- _EXERCISE BRIEF_
Write the records out again, precisely as they stand.

Saved data entries:
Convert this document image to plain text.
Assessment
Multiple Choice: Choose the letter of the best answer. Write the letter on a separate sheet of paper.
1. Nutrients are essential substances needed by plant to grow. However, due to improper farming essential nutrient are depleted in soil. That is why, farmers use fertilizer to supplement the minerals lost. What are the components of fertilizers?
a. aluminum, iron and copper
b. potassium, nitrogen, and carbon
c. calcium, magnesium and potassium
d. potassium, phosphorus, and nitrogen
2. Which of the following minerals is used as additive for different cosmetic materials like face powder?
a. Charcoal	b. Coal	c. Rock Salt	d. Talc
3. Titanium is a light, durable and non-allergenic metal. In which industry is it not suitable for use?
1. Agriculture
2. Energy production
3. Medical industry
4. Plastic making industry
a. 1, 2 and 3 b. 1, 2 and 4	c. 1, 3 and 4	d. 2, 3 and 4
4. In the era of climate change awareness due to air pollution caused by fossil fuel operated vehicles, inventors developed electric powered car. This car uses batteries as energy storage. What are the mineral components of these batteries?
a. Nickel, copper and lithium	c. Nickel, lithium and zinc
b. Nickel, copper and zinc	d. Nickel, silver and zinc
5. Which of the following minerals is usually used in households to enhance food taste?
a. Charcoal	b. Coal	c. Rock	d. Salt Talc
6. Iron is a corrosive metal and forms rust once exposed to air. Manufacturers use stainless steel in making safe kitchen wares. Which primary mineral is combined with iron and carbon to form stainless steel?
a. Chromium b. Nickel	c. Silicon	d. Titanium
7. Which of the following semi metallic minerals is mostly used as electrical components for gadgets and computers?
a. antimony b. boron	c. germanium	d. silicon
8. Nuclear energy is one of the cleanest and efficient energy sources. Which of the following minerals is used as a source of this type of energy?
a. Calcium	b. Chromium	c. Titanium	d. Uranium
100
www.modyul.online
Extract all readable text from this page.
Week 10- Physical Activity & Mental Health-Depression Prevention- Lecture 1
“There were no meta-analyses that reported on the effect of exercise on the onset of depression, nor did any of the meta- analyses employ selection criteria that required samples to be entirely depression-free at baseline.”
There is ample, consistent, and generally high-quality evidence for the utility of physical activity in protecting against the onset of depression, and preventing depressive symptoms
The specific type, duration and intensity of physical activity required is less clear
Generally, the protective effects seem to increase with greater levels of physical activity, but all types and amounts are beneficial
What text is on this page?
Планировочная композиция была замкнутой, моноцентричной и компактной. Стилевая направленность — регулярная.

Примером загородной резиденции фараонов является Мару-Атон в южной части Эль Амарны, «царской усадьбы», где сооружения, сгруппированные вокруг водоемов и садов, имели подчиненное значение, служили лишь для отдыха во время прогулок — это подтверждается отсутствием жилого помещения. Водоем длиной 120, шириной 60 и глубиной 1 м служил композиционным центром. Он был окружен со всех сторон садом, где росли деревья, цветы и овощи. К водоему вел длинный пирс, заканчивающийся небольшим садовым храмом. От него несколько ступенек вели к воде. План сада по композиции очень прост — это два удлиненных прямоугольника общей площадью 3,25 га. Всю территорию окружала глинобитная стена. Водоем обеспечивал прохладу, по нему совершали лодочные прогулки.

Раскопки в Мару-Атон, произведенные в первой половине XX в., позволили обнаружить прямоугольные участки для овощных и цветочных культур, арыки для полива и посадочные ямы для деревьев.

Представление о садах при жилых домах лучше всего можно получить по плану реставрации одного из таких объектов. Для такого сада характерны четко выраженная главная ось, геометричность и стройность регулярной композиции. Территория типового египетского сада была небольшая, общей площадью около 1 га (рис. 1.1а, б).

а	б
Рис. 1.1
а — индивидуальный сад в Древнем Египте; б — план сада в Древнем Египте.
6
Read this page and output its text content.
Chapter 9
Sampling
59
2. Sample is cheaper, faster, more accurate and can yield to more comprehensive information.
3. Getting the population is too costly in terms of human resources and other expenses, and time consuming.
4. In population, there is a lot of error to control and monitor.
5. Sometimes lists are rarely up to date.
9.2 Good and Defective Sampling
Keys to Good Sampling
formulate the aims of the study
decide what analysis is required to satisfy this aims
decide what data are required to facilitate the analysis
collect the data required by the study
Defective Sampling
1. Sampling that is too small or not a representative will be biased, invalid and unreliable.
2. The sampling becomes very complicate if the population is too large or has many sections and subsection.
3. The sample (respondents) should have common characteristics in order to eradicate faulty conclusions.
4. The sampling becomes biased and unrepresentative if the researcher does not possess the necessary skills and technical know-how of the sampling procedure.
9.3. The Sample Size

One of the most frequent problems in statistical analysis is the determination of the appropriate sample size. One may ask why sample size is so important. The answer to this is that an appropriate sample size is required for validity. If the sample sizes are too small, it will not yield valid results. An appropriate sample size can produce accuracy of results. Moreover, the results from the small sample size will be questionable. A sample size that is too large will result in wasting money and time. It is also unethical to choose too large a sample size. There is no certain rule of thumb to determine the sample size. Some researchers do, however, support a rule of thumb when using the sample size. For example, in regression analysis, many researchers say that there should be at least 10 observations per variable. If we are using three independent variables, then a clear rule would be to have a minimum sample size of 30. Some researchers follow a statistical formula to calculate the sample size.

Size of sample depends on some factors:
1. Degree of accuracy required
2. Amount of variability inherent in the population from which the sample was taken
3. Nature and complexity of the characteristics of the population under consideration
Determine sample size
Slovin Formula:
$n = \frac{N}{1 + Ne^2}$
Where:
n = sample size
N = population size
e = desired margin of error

- _WRITTEN ANSWER_
Convert this document image to plain text.
Assessment
Multiple Choice: Choose the letter of the best answer. Write the letter on a separate sheet of paper.
1. Nutrients are essential substances needed by plant to grow. However, due to improper farming essential nutrient are depleted in soil. That is why, farmers use fertilizer to supplement the minerals lost. What are the components of fertilizers?
a. aluminum, iron and copper
b. potassium, nitrogen, and carbon
c. calcium, magnesium and potassium
d. potassium, phosphorus, and nitrogen
2. Which of the following minerals is used as additive for different cosmetic materials like face powder?
a. Charcoal	b. Coal	c. Rock Salt	d. Talc
3. Titanium is a light, durable and non-allergenic metal. In which industry is it not suitable for use?
1. Agriculture
2. Energy production
3. Medical industry
4. Plastic making industry
a. 1, 2 and 3 b. 1, 2 and 4	c. 1, 3 and 4	d. 2, 3 and 4
4. In the era of climate change awareness due to air pollution caused by fossil fuel operated vehicles, inventors developed electric powered car. This car uses batteries as energy storage. What are the mineral components of these batteries?
a. Nickel, copper and lithium	c. Nickel, lithium and zinc
b. Nickel, copper and zinc	d. Nickel, silver and zinc
5. Which of the following minerals is usually used in households to enhance food taste?
a. Charcoal	b. Coal	c. Rock	d. Salt Talc
6. Iron is a corrosive metal and forms rust once exposed to air. Manufacturers use stainless steel in making safe kitchen wares. Which primary mineral is combined with iron and carbon to form stainless steel?
a. Chromium b. Nickel	c. Silicon	d. Titanium
7. Which of the following semi metallic minerals is mostly used as electrical components for gadgets and computers?
a. antimony b. boron	c. germanium	d. silicon
8. Nuclear energy is one of the cleanest and efficient energy sources. Which of the following minerals is used as a source of this type of energy?
a. Calcium	b. Chromium	c. Titanium	d. Uranium
100
www.modyul.online
Extract all readable text from this page.
Week 10- Physical Activity & Mental Health-Depression Prevention- Lecture 1
“There were no meta-analyses that reported on the effect of exercise on the onset of depression, nor did any of the meta- analyses employ selection criteria that required samples to be entirely depression-free at baseline.”
There is ample, consistent, and generally high-quality evidence for the utility of physical activity in protecting against the onset of depression, and preventing depressive symptoms
The specific type, duration and intensity of physical activity required is less clear
Generally, the protective effects seem to increase with greater levels of physical activity, but all types and amounts are beneficial
What text is on this page?
Планировочная композиция была замкнутой, моноцентричной и компактной. Стилевая направленность — регулярная.

Примером загородной резиденции фараонов является Мару-Атон в южной части Эль Амарны, «царской усадьбы», где сооружения, сгруппированные вокруг водоемов и садов, имели подчиненное значение, служили лишь для отдыха во время прогулок — это подтверждается отсутствием жилого помещения. Водоем длиной 120, шириной 60 и глубиной 1 м служил композиционным центром. Он был окружен со всех сторон садом, где росли деревья, цветы и овощи. К водоему вел длинный пирс, заканчивающийся небольшим садовым храмом. От него несколько ступенек вели к воде. План сада по композиции очень прост — это два удлиненных прямоугольника общей площадью 3,25 га. Всю территорию окружала глинобитная стена. Водоем обеспечивал прохладу, по нему совершали лодочные прогулки.

Раскопки в Мару-Атон, произведенные в первой половине XX в., позволили обнаружить прямоугольные участки для овощных и цветочных культур, арыки для полива и посадочные ямы для деревьев.

Представление о садах при жилых домах лучше всего можно получить по плану реставрации одного из таких объектов. Для такого сада характерны четко выраженная главная ось, геометричность и стройность регулярной композиции. Территория типового египетского сада была небольшая, общей площадью около 1 га (рис. 1.1а, б).

а	б
Рис. 1.1
а — индивидуальный сад в Древнем Египте; б — план сада в Древнем Египте.
6
Read this page and output its text content.
Chapter 9
Sampling
59
2. Sample is cheaper, faster, more accurate and can yield to more comprehensive information.
3. Getting the population is too costly in terms of human resources and other expenses, and time consuming.
4. In population, there is a lot of error to control and monitor.
5. Sometimes lists are rarely up to date.
9.2 Good and Defective Sampling
Keys to Good Sampling
formulate the aims of the study
decide what analysis is required to satisfy this aims
decide what data are required to facilitate the analysis
collect the data required by the study
Defective Sampling
1. Sampling that is too small or not a representative will be biased, invalid and unreliable.
2. The sampling becomes very complicate if the population is too large or has many sections and subsection.
3. The sample (respondents) should have common characteristics in order to eradicate faulty conclusions.
4. The sampling becomes biased and unrepresentative if the researcher does not possess the necessary skills and technical know-how of the sampling procedure.
9.3. The Sample Size

One of the most frequent problems in statistical analysis is the determination of the appropriate sample size. One may ask why sample size is so important. The answer to this is that an appropriate sample size is required for validity. If the sample sizes are too small, it will not yield valid results. An appropriate sample size can produce accuracy of results. Moreover, the results from the small sample size will be questionable. A sample size that is too large will result in wasting money and time. It is also unethical to choose too large a sample size. There is no certain rule of thumb to determine the sample size. Some researchers do, however, support a rule of thumb when using the sample size. For example, in regression analysis, many researchers say that there should be at least 10 observations per variable. If we are using three independent variables, then a clear rule would be to have a minimum sample size of 30. Some researchers follow a statistical formula to calculate the sample size.

Size of sample depends on some factors:
1. Degree of accuracy required
2. Amount of variability inherent in the population from which the sample was taken
3. Nature and complexity of the characteristics of the population under consideration
Determine sample size
Slovin Formula:
$n = \frac{N}{1 + Ne^2}$
Where:
n = sample size
N = population size
e = desired margin of error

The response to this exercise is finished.